» **PROBLEM DESCRIPTION**:
Write out all records as given; omit images.

» **LISTING**:

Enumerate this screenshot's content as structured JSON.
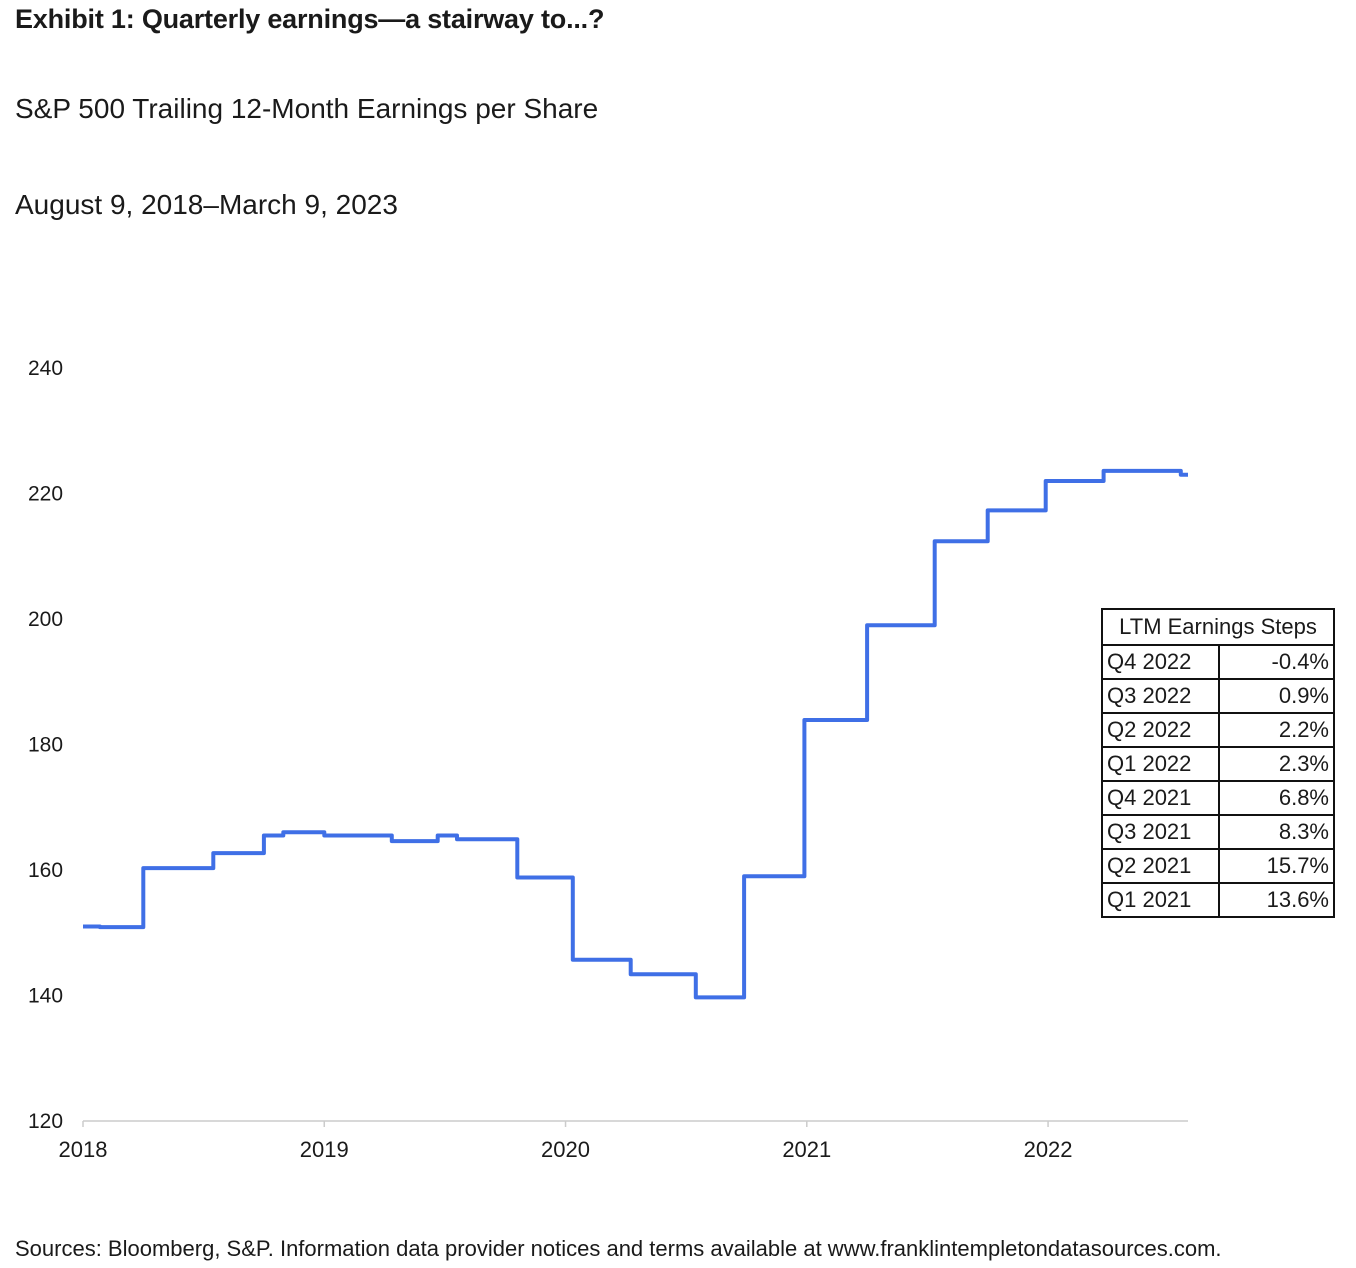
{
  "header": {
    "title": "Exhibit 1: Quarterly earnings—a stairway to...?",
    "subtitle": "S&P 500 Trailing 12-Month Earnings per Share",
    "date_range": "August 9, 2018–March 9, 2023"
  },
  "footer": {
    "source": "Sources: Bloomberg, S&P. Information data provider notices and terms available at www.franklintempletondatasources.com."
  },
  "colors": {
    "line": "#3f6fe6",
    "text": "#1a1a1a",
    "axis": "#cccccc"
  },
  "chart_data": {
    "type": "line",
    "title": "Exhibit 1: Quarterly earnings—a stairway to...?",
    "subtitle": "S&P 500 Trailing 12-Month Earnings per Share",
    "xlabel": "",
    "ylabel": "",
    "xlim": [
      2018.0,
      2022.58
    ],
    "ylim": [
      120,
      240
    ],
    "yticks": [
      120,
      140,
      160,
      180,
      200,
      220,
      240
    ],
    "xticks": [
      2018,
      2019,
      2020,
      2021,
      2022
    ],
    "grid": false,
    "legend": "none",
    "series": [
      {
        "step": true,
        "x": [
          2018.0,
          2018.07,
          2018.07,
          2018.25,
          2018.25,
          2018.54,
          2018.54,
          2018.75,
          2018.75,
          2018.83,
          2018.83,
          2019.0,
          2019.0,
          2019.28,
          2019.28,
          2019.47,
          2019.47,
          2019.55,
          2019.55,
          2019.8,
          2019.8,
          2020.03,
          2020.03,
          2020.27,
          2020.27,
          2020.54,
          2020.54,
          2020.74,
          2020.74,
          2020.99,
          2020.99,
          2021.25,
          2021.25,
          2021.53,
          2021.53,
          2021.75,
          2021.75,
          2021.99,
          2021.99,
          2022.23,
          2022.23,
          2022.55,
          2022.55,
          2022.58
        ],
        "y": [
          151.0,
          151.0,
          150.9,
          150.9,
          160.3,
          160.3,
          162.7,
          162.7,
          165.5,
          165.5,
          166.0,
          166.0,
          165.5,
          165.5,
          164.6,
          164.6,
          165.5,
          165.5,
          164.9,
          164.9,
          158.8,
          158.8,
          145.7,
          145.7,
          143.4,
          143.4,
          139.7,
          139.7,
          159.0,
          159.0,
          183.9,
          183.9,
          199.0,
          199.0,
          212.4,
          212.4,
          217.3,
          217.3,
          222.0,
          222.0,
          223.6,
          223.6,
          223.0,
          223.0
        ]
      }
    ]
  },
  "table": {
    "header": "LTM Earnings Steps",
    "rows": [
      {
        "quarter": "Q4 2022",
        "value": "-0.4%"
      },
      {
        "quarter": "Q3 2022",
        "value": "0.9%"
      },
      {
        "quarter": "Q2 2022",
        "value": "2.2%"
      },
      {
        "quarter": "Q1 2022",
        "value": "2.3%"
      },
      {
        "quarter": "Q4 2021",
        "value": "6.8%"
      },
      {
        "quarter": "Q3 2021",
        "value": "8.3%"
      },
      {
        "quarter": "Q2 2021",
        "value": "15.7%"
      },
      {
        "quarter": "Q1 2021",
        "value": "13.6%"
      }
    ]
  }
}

» **FINAL ANSWER**:
Enumerate this screenshot's content as structured JSON.
{
  "header": {
    "title": "Exhibit 1: Quarterly earnings—a stairway to...?",
    "subtitle": "S&P 500 Trailing 12-Month Earnings per Share",
    "date_range": "August 9, 2018–March 9, 2023"
  },
  "footer": {
    "source": "Sources: Bloomberg, S&P. Information data provider notices and terms available at www.franklintempletondatasources.com."
  },
  "colors": {
    "line": "#3f6fe6",
    "text": "#1a1a1a",
    "axis": "#cccccc"
  },
  "chart_data": {
    "type": "line",
    "title": "Exhibit 1: Quarterly earnings—a stairway to...?",
    "subtitle": "S&P 500 Trailing 12-Month Earnings per Share",
    "xlabel": "",
    "ylabel": "",
    "xlim": [
      2018.0,
      2022.58
    ],
    "ylim": [
      120,
      240
    ],
    "yticks": [
      120,
      140,
      160,
      180,
      200,
      220,
      240
    ],
    "xticks": [
      2018,
      2019,
      2020,
      2021,
      2022
    ],
    "grid": false,
    "legend": "none",
    "series": [
      {
        "step": true,
        "x": [
          2018.0,
          2018.07,
          2018.07,
          2018.25,
          2018.25,
          2018.54,
          2018.54,
          2018.75,
          2018.75,
          2018.83,
          2018.83,
          2019.0,
          2019.0,
          2019.28,
          2019.28,
          2019.47,
          2019.47,
          2019.55,
          2019.55,
          2019.8,
          2019.8,
          2020.03,
          2020.03,
          2020.27,
          2020.27,
          2020.54,
          2020.54,
          2020.74,
          2020.74,
          2020.99,
          2020.99,
          2021.25,
          2021.25,
          2021.53,
          2021.53,
          2021.75,
          2021.75,
          2021.99,
          2021.99,
          2022.23,
          2022.23,
          2022.55,
          2022.55,
          2022.58
        ],
        "y": [
          151.0,
          151.0,
          150.9,
          150.9,
          160.3,
          160.3,
          162.7,
          162.7,
          165.5,
          165.5,
          166.0,
          166.0,
          165.5,
          165.5,
          164.6,
          164.6,
          165.5,
          165.5,
          164.9,
          164.9,
          158.8,
          158.8,
          145.7,
          145.7,
          143.4,
          143.4,
          139.7,
          139.7,
          159.0,
          159.0,
          183.9,
          183.9,
          199.0,
          199.0,
          212.4,
          212.4,
          217.3,
          217.3,
          222.0,
          222.0,
          223.6,
          223.6,
          223.0,
          223.0
        ]
      }
    ]
  },
  "table": {
    "header": "LTM Earnings Steps",
    "rows": [
      {
        "quarter": "Q4 2022",
        "value": "-0.4%"
      },
      {
        "quarter": "Q3 2022",
        "value": "0.9%"
      },
      {
        "quarter": "Q2 2022",
        "value": "2.2%"
      },
      {
        "quarter": "Q1 2022",
        "value": "2.3%"
      },
      {
        "quarter": "Q4 2021",
        "value": "6.8%"
      },
      {
        "quarter": "Q3 2021",
        "value": "8.3%"
      },
      {
        "quarter": "Q2 2021",
        "value": "15.7%"
      },
      {
        "quarter": "Q1 2021",
        "value": "13.6%"
      }
    ]
  }
}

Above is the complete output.